Given task
Please identify every line in the records that contains the string "frame" and copy each of those lines.

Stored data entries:

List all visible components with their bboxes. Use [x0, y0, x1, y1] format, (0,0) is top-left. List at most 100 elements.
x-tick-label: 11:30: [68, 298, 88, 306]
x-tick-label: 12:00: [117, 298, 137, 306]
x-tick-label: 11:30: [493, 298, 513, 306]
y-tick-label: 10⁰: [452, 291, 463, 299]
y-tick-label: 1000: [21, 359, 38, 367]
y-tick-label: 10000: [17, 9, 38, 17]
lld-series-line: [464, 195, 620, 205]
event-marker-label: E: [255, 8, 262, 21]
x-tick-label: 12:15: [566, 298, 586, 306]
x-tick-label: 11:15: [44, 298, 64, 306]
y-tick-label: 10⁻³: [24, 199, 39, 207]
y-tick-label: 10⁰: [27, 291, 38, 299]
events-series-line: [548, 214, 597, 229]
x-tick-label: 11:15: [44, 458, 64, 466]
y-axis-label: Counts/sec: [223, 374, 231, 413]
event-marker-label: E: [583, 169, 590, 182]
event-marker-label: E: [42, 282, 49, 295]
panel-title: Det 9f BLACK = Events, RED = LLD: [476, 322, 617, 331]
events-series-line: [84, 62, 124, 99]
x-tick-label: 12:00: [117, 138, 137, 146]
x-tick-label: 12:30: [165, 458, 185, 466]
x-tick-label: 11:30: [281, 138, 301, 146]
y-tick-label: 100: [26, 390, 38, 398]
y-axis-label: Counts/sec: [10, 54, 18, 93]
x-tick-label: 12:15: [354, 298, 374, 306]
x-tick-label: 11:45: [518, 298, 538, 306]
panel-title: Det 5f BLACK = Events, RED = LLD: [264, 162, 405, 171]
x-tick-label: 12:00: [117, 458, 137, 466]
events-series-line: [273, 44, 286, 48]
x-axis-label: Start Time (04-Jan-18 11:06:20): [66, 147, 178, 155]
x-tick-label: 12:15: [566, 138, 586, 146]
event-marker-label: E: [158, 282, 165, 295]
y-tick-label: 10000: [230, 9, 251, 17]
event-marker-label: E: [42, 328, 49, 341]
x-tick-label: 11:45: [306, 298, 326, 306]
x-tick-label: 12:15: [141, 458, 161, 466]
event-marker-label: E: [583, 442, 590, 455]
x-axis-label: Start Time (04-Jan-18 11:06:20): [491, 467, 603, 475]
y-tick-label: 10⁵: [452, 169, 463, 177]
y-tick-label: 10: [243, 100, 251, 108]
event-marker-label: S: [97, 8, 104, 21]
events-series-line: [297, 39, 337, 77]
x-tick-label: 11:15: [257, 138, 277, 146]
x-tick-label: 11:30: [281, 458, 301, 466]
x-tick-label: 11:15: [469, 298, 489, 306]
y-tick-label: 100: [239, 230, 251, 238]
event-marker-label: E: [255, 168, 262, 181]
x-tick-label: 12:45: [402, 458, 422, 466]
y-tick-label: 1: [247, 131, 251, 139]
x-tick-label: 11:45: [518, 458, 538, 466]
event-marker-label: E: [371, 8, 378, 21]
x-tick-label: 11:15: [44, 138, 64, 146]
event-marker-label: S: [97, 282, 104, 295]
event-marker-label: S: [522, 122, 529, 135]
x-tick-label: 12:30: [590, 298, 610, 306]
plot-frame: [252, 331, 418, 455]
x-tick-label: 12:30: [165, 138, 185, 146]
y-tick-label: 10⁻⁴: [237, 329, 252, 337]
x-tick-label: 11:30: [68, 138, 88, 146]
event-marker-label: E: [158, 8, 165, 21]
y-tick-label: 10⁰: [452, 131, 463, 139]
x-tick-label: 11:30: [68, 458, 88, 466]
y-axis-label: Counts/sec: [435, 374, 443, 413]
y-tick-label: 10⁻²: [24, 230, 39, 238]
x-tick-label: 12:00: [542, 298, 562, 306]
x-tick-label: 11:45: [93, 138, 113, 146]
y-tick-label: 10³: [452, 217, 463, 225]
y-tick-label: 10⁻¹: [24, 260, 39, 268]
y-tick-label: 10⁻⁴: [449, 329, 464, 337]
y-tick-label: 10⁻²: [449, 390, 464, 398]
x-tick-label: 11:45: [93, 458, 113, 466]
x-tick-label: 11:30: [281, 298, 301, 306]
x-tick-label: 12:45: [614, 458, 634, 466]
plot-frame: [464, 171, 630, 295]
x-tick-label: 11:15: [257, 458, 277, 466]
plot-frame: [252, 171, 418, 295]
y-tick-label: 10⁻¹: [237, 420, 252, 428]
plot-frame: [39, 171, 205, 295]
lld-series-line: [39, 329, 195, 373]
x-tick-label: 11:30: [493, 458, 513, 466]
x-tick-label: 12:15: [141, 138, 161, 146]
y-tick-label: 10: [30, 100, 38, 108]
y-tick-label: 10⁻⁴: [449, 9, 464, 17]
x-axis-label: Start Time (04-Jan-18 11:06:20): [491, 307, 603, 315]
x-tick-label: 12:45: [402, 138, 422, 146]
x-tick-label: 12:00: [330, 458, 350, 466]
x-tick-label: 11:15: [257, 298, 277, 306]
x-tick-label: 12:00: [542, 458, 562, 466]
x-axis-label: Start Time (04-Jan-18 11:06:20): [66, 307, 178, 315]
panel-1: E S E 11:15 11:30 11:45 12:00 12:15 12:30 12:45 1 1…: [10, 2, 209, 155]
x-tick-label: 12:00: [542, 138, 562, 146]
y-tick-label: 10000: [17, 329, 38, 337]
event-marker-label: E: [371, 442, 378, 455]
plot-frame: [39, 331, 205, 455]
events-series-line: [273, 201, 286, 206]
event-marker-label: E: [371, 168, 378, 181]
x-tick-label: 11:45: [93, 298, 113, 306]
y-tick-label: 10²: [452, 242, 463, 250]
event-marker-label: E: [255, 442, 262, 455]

Output for this exercise
plot-frame: [252, 331, 418, 455]
plot-frame: [464, 171, 630, 295]
plot-frame: [252, 171, 418, 295]
plot-frame: [39, 171, 205, 295]
plot-frame: [39, 331, 205, 455]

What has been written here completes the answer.